Task brief: Copy out the complete listing, word for word.
--- START Given entries ---
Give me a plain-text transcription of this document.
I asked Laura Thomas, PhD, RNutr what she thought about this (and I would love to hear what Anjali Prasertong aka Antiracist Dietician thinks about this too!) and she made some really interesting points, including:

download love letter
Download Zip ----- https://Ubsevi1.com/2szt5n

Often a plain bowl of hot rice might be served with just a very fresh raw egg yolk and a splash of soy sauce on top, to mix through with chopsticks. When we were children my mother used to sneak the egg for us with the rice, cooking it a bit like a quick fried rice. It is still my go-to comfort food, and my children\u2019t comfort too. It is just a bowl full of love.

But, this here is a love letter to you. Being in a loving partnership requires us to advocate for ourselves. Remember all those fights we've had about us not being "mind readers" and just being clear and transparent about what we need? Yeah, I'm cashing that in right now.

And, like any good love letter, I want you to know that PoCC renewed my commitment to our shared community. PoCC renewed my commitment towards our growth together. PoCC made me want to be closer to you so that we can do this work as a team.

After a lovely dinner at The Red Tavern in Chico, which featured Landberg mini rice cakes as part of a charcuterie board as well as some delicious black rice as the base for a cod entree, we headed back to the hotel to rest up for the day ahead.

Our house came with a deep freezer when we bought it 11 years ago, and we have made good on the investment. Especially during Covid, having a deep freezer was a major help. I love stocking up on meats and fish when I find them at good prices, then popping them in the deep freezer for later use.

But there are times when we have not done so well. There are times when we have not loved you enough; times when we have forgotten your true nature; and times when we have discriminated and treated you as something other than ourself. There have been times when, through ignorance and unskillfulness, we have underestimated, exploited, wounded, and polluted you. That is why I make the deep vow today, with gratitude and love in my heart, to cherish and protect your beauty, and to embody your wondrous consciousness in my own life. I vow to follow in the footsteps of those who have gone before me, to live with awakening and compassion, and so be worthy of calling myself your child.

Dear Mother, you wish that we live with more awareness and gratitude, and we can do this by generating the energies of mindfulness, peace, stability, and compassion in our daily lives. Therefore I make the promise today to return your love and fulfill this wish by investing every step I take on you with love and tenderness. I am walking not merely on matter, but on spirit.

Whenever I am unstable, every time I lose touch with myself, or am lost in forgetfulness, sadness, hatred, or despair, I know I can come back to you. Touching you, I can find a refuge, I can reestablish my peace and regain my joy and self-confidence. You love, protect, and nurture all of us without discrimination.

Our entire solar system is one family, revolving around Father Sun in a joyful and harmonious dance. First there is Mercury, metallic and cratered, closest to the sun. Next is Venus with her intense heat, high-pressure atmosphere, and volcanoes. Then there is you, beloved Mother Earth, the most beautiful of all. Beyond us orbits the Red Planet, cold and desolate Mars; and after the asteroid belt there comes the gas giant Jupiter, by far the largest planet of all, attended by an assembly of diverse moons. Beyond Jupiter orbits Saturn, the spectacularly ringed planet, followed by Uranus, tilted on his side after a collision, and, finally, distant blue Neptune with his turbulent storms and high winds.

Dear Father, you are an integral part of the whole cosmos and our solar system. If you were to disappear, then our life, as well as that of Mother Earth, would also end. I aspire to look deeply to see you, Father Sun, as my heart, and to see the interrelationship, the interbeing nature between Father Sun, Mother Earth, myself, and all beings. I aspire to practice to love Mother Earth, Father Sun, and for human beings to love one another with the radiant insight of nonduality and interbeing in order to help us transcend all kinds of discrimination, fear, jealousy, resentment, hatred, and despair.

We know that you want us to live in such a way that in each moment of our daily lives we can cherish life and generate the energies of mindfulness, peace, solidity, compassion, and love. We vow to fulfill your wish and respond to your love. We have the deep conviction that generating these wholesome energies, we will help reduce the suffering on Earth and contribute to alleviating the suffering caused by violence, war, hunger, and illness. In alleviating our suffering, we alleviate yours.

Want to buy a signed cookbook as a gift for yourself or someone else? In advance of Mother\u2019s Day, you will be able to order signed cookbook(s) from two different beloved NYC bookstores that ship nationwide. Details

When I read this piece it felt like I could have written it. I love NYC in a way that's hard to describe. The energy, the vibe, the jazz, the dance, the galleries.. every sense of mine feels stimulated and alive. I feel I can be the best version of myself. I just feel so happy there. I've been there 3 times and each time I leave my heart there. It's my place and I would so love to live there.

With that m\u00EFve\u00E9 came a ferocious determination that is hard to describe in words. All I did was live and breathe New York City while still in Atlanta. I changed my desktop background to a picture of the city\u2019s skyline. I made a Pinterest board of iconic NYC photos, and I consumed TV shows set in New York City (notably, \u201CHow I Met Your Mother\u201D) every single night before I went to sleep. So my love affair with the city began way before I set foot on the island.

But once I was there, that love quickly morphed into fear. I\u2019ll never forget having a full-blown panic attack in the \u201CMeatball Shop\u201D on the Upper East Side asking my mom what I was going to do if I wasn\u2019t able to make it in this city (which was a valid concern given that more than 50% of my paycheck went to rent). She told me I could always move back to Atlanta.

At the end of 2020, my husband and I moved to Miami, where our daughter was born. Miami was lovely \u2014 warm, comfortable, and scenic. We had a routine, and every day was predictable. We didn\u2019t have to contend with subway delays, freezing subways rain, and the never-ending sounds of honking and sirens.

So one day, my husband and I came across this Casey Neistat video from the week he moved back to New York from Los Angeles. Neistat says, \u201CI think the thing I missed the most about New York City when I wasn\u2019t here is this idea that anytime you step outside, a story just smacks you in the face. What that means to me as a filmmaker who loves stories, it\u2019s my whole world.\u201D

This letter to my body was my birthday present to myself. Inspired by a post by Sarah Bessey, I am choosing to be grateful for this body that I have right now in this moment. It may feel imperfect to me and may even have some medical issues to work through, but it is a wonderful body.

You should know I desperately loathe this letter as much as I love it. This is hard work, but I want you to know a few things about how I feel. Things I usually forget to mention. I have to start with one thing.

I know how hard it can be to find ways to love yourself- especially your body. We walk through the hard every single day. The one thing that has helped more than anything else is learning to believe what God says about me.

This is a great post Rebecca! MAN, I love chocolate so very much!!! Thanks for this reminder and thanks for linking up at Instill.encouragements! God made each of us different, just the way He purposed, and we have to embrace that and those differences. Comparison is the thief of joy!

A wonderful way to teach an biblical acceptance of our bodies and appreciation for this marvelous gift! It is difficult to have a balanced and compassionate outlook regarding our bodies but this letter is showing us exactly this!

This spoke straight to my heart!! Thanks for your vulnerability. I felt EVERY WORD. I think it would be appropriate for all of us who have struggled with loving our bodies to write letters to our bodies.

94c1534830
--- END Given entries ---
Result below:
Give me a plain-text transcription of this document.
I asked Laura Thomas, PhD, RNutr what she thought about this (and I would love to hear what Anjali Prasertong aka Antiracist Dietician thinks about this too!) and she made some really interesting points, including:

download love letter
Download Zip ----- https://Ubsevi1.com/2szt5n

Often a plain bowl of hot rice might be served with just a very fresh raw egg yolk and a splash of soy sauce on top, to mix through with chopsticks. When we were children my mother used to sneak the egg for us with the rice, cooking it a bit like a quick fried rice. It is still my go-to comfort food, and my children\u2019t comfort too. It is just a bowl full of love.

But, this here is a love letter to you. Being in a loving partnership requires us to advocate for ourselves. Remember all those fights we've had about us not being "mind readers" and just being clear and transparent about what we need? Yeah, I'm cashing that in right now.

And, like any good love letter, I want you to know that PoCC renewed my commitment to our shared community. PoCC renewed my commitment towards our growth together. PoCC made me want to be closer to you so that we can do this work as a team.

After a lovely dinner at The Red Tavern in Chico, which featured Landberg mini rice cakes as part of a charcuterie board as well as some delicious black rice as the base for a cod entree, we headed back to the hotel to rest up for the day ahead.

Our house came with a deep freezer when we bought it 11 years ago, and we have made good on the investment. Especially during Covid, having a deep freezer was a major help. I love stocking up on meats and fish when I find them at good prices, then popping them in the deep freezer for later use.

But there are times when we have not done so well. There are times when we have not loved you enough; times when we have forgotten your true nature; and times when we have discriminated and treated you as something other than ourself. There have been times when, through ignorance and unskillfulness, we have underestimated, exploited, wounded, and polluted you. That is why I make the deep vow today, with gratitude and love in my heart, to cherish and protect your beauty, and to embody your wondrous consciousness in my own life. I vow to follow in the footsteps of those who have gone before me, to live with awakening and compassion, and so be worthy of calling myself your child.

Dear Mother, you wish that we live with more awareness and gratitude, and we can do this by generating the energies of mindfulness, peace, stability, and compassion in our daily lives. Therefore I make the promise today to return your love and fulfill this wish by investing every step I take on you with love and tenderness. I am walking not merely on matter, but on spirit.

Whenever I am unstable, every time I lose touch with myself, or am lost in forgetfulness, sadness, hatred, or despair, I know I can come back to you. Touching you, I can find a refuge, I can reestablish my peace and regain my joy and self-confidence. You love, protect, and nurture all of us without discrimination.

Our entire solar system is one family, revolving around Father Sun in a joyful and harmonious dance. First there is Mercury, metallic and cratered, closest to the sun. Next is Venus with her intense heat, high-pressure atmosphere, and volcanoes. Then there is you, beloved Mother Earth, the most beautiful of all. Beyond us orbits the Red Planet, cold and desolate Mars; and after the asteroid belt there comes the gas giant Jupiter, by far the largest planet of all, attended by an assembly of diverse moons. Beyond Jupiter orbits Saturn, the spectacularly ringed planet, followed by Uranus, tilted on his side after a collision, and, finally, distant blue Neptune with his turbulent storms and high winds.

Dear Father, you are an integral part of the whole cosmos and our solar system. If you were to disappear, then our life, as well as that of Mother Earth, would also end. I aspire to look deeply to see you, Father Sun, as my heart, and to see the interrelationship, the interbeing nature between Father Sun, Mother Earth, myself, and all beings. I aspire to practice to love Mother Earth, Father Sun, and for human beings to love one another with the radiant insight of nonduality and interbeing in order to help us transcend all kinds of discrimination, fear, jealousy, resentment, hatred, and despair.

We know that you want us to live in such a way that in each moment of our daily lives we can cherish life and generate the energies of mindfulness, peace, solidity, compassion, and love. We vow to fulfill your wish and respond to your love. We have the deep conviction that generating these wholesome energies, we will help reduce the suffering on Earth and contribute to alleviating the suffering caused by violence, war, hunger, and illness. In alleviating our suffering, we alleviate yours.

Want to buy a signed cookbook as a gift for yourself or someone else? In advance of Mother\u2019s Day, you will be able to order signed cookbook(s) from two different beloved NYC bookstores that ship nationwide. Details

When I read this piece it felt like I could have written it. I love NYC in a way that's hard to describe. The energy, the vibe, the jazz, the dance, the galleries.. every sense of mine feels stimulated and alive. I feel I can be the best version of myself. I just feel so happy there. I've been there 3 times and each time I leave my heart there. It's my place and I would so love to live there.

With that m\u00EFve\u00E9 came a ferocious determination that is hard to describe in words. All I did was live and breathe New York City while still in Atlanta. I changed my desktop background to a picture of the city\u2019s skyline. I made a Pinterest board of iconic NYC photos, and I consumed TV shows set in New York City (notably, \u201CHow I Met Your Mother\u201D) every single night before I went to sleep. So my love affair with the city began way before I set foot on the island.

But once I was there, that love quickly morphed into fear. I\u2019ll never forget having a full-blown panic attack in the \u201CMeatball Shop\u201D on the Upper East Side asking my mom what I was going to do if I wasn\u2019t able to make it in this city (which was a valid concern given that more than 50% of my paycheck went to rent). She told me I could always move back to Atlanta.

At the end of 2020, my husband and I moved to Miami, where our daughter was born. Miami was lovely \u2014 warm, comfortable, and scenic. We had a routine, and every day was predictable. We didn\u2019t have to contend with subway delays, freezing subways rain, and the never-ending sounds of honking and sirens.

So one day, my husband and I came across this Casey Neistat video from the week he moved back to New York from Los Angeles. Neistat says, \u201CI think the thing I missed the most about New York City when I wasn\u2019t here is this idea that anytime you step outside, a story just smacks you in the face. What that means to me as a filmmaker who loves stories, it\u2019s my whole world.\u201D

This letter to my body was my birthday present to myself. Inspired by a post by Sarah Bessey, I am choosing to be grateful for this body that I have right now in this moment. It may feel imperfect to me and may even have some medical issues to work through, but it is a wonderful body.

You should know I desperately loathe this letter as much as I love it. This is hard work, but I want you to know a few things about how I feel. Things I usually forget to mention. I have to start with one thing.

I know how hard it can be to find ways to love yourself- especially your body. We walk through the hard every single day. The one thing that has helped more than anything else is learning to believe what God says about me.

This is a great post Rebecca! MAN, I love chocolate so very much!!! Thanks for this reminder and thanks for linking up at Instill.encouragements! God made each of us different, just the way He purposed, and we have to embrace that and those differences. Comparison is the thief of joy!

A wonderful way to teach an biblical acceptance of our bodies and appreciation for this marvelous gift! It is difficult to have a balanced and compassionate outlook regarding our bodies but this letter is showing us exactly this!

This spoke straight to my heart!! Thanks for your vulnerability. I felt EVERY WORD. I think it would be appropriate for all of us who have struggled with loving our bodies to write letters to our bodies.

94c1534830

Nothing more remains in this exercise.